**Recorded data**
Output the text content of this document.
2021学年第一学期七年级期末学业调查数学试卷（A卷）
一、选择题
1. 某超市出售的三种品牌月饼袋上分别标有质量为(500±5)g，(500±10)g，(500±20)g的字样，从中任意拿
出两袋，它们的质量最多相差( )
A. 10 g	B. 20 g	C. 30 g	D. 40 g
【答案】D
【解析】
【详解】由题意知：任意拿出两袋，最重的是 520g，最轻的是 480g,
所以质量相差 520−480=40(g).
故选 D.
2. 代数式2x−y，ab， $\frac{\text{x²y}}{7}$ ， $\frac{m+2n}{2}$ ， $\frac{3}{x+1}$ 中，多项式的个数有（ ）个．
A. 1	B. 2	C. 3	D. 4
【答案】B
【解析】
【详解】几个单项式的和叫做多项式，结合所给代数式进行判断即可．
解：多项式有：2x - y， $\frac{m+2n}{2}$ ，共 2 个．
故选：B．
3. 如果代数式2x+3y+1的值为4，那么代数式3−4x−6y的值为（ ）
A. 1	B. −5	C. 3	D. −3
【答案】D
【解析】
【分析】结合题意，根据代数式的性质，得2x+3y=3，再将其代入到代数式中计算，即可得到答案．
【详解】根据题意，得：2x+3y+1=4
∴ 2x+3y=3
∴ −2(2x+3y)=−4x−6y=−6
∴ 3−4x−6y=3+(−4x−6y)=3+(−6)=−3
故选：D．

**INSTRUCTIONS TO FOLLOW**
Faithfully reproduce all of the records, character for character.

**CORRECT ANSWER**
Output the text content of this document.
2021学年第一学期七年级期末学业调查数学试卷（A卷）
一、选择题
1. 某超市出售的三种品牌月饼袋上分别标有质量为(500±5)g，(500±10)g，(500±20)g的字样，从中任意拿
出两袋，它们的质量最多相差( )
A. 10 g	B. 20 g	C. 30 g	D. 40 g
【答案】D
【解析】
【详解】由题意知：任意拿出两袋，最重的是 520g，最轻的是 480g,
所以质量相差 520−480=40(g).
故选 D.
2. 代数式2x−y，ab， $\frac{\text{x²y}}{7}$ ， $\frac{m+2n}{2}$ ， $\frac{3}{x+1}$ 中，多项式的个数有（ ）个．
A. 1	B. 2	C. 3	D. 4
【答案】B
【解析】
【详解】几个单项式的和叫做多项式，结合所给代数式进行判断即可．
解：多项式有：2x - y， $\frac{m+2n}{2}$ ，共 2 个．
故选：B．
3. 如果代数式2x+3y+1的值为4，那么代数式3−4x−6y的值为（ ）
A. 1	B. −5	C. 3	D. −3
【答案】D
【解析】
【分析】结合题意，根据代数式的性质，得2x+3y=3，再将其代入到代数式中计算，即可得到答案．
【详解】根据题意，得：2x+3y+1=4
∴ 2x+3y=3
∴ −2(2x+3y)=−4x−6y=−6
∴ 3−4x−6y=3+(−4x−6y)=3+(−6)=−3
故选：D．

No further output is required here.